▸ **Okuma metni**
Kıbrıs Rum yönetimi lideri Tasos Papadopulos, devletin çalışabilirliğini garanti altına almayan herhangi bir anlaşmayı kabul etmeyeceğini belirterek, baskılara ve şantajlara boyun eğmeyeceğini bildirdi.
Yunan hükümet sözcüsü Teodoros Rusopulos da, ''müzakerelerde gelinen noktada, taraflar arasında uzlaşma şansının şu an için zayıf göründüğünü'' söyledi. Türk diplomatik kaynakları ise sözcünün bu açıklamalarının hatırlatılması üzerine, kendilerine masadan kalkılacağı yönünde herhangi bir sinyal gelmediğini açıkladılar.
Tasos Papadopulos, 19. Rum Yedek Komandolar Kurultayı'na gönderdiği mesajda, yaşayabilir ve çalışabilir bir çözüm arzuladıklarını ve bunu talep ettiklerini ifade ederek, Kıbrıs'a döndüğü zaman halka bilgi vererek, kesin tutumunu göstereceğini belirtti.
''Çok kritik saatlerden geçildiğini'' ifade eden Papadopulos, ''(Kıbrıs Cumhuriyeti)nin başkanı ve Kıbrıs Helenizminin lideri'' olarak, kendisinin, güvenliği ve halkın yaşamını sürdürmesini sağlamlaştırmayan ve devletin çalışabilirliğini garanti altına almayan herhangi bir anlaşmayı kabul etmeyeceğini ve desteklemeyeceğini vurguladı.
Rum halkının İsviçre'deki gelişmelerden ve olanlardan endişe duyduğunu bildiğini ifade eden Papadopulos, baskılara ve şantajlara boyun eğmeyeceğini, halkın bunu bilmesini istediğini kaydetti.
YENİ PLAN DA REDDEDİLİYOR
Bu arada, Güney Kıbrıs'ta yayın yapan ''ANT 1'' televizyonunun Evresis Call Center'e yaptırdığı yeni anket, Rum halkının dördüncü Annan planına da karşı olduğunu ortaya koydu.
300 kişiyle telefonla yapılan ankete katılanların yüzde 74'ü yeni plana ''hayır'', yüzde 4'ü ''evet'', yüzde 22'si ise ''bilmiyorum'' yanıtını verdi.

▸ **Alıştırma 1**
Kıbrıs müzakereleri metninde "Rum halkının İsviçre'deki" ile başlayıp "ise ''bilmiyorum'' yanıtını verdi." ile biten kısmı hiçbir değişiklik yapmadan kopyalayın.

▸ **Bir sayfa düzeni etiketleme kümesinden alıntılar**

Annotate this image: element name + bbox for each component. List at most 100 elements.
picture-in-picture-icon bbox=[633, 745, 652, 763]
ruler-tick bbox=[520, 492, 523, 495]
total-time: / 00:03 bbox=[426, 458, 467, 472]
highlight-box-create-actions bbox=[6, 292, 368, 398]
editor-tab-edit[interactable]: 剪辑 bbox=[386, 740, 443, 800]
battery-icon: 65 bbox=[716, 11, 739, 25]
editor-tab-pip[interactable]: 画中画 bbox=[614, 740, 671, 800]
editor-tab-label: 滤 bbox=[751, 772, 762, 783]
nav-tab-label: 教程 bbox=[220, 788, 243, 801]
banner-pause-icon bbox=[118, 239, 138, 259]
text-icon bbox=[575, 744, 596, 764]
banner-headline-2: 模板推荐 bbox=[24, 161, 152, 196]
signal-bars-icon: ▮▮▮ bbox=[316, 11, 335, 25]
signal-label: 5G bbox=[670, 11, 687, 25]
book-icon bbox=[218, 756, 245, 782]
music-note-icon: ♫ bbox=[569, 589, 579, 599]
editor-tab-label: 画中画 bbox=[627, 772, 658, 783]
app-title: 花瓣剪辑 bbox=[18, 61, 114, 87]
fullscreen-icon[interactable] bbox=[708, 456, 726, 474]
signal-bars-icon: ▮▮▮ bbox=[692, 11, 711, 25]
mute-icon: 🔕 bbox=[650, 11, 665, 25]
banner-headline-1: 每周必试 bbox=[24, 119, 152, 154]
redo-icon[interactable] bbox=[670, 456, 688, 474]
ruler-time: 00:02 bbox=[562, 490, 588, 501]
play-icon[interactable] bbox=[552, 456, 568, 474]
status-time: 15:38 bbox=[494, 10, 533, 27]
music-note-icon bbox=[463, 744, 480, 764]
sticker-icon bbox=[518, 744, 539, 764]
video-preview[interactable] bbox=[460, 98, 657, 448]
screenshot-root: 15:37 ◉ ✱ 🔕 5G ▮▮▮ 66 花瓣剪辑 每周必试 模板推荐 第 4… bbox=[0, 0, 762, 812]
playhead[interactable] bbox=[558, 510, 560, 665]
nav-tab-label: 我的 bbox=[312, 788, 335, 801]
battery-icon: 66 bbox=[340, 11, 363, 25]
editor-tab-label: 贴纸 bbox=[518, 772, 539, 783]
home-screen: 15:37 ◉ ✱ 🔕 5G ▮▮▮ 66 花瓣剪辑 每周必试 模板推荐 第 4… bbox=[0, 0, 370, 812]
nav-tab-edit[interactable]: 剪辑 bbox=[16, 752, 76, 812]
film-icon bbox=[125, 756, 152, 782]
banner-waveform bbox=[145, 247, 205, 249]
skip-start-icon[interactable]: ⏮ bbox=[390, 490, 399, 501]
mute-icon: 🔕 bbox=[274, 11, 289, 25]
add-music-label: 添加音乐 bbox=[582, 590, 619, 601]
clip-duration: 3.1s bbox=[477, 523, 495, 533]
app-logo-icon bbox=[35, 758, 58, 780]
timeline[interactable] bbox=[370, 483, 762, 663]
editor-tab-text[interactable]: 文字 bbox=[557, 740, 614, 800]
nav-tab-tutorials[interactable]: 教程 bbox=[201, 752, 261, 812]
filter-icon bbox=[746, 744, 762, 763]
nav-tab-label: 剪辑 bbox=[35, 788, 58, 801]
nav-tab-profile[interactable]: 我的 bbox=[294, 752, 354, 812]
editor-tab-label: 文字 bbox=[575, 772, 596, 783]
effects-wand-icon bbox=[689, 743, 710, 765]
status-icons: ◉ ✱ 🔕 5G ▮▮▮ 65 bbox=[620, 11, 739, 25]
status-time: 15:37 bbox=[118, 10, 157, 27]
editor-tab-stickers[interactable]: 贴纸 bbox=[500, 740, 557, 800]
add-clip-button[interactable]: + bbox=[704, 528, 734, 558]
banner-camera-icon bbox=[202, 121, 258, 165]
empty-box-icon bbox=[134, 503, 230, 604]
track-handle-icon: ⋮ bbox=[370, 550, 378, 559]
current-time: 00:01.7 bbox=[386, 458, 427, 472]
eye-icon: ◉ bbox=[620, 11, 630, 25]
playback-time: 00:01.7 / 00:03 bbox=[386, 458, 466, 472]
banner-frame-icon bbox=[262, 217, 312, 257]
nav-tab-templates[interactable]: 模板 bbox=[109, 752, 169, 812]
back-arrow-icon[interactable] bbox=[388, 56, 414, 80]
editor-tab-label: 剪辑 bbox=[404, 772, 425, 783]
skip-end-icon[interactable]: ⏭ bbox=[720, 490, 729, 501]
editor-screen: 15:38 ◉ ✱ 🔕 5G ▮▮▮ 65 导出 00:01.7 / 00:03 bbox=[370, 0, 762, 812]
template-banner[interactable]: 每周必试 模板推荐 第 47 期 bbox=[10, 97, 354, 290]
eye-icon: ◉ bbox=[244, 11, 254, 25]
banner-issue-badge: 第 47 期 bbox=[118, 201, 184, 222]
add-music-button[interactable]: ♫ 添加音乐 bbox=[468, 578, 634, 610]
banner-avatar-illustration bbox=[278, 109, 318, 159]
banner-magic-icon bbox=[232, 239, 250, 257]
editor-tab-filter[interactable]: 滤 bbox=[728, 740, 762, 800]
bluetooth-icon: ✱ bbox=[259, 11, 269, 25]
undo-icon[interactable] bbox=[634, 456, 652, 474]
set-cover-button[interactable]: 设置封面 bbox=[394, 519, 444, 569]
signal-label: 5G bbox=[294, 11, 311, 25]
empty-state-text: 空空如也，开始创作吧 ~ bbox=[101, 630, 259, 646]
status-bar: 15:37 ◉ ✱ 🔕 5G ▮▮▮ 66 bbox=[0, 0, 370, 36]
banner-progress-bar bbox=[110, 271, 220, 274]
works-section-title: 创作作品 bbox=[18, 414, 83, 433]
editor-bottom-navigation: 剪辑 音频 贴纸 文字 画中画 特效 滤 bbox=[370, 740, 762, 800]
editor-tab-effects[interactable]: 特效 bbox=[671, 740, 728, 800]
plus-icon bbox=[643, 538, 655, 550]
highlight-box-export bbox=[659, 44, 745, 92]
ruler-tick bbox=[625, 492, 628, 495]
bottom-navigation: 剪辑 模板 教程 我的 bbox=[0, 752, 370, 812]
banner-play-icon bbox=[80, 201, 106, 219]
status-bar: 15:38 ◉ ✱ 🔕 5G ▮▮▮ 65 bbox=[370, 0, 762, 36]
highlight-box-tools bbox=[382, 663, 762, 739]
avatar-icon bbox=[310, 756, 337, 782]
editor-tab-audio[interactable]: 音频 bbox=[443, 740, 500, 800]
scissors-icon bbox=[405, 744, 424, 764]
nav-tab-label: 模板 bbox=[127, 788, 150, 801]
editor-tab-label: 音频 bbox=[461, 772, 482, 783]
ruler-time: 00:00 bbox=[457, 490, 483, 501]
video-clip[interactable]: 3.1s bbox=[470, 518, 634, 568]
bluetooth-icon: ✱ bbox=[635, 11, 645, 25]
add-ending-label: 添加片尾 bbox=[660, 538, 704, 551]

▸ **Alıştırma 2**
Kayıtların başından başlayıp "banner-headline-2: 模板推荐 bbox=[24, 161, 152, 196]" ifadesinin geçtiği satırla biten satırları, "editor-tab-label" yerine "editor-tab-caption" koyarak ve başka hiçbir şeyi değiştirmeden yeniden yazın.

▸ **Çözüm 1**
Rum halkının İsviçre'deki gelişmelerden ve olanlardan endişe duyduğunu bildiğini ifade eden Papadopulos, baskılara ve şantajlara boyun eğmeyeceğini, halkın bunu bilmesini istediğini kaydetti.
YENİ PLAN DA REDDEDİLİYOR
Bu arada, Güney Kıbrıs'ta yayın yapan ''ANT 1'' televizyonunun Evresis Call Center'e yaptırdığı yeni anket, Rum halkının dördüncü Annan planına da karşı olduğunu ortaya koydu.
300 kişiyle telefonla yapılan ankete katılanların yüzde 74'ü yeni plana ''hayır'', yüzde 4'ü ''evet'', yüzde 22'si ise ''bilmiyorum'' yanıtını verdi.

▸ **Çözüm 2**
Annotate this image: element name + bbox for each component. List at most 100 elements.
picture-in-picture-icon bbox=[633, 745, 652, 763]
ruler-tick bbox=[520, 492, 523, 495]
total-time: / 00:03 bbox=[426, 458, 467, 472]
highlight-box-create-actions bbox=[6, 292, 368, 398]
editor-tab-edit[interactable]: 剪辑 bbox=[386, 740, 443, 800]
battery-icon: 65 bbox=[716, 11, 739, 25]
editor-tab-pip[interactable]: 画中画 bbox=[614, 740, 671, 800]
editor-tab-caption: 滤 bbox=[751, 772, 762, 783]
nav-tab-label: 教程 bbox=[220, 788, 243, 801]
banner-pause-icon bbox=[118, 239, 138, 259]
text-icon bbox=[575, 744, 596, 764]
banner-headline-2: 模板推荐 bbox=[24, 161, 152, 196]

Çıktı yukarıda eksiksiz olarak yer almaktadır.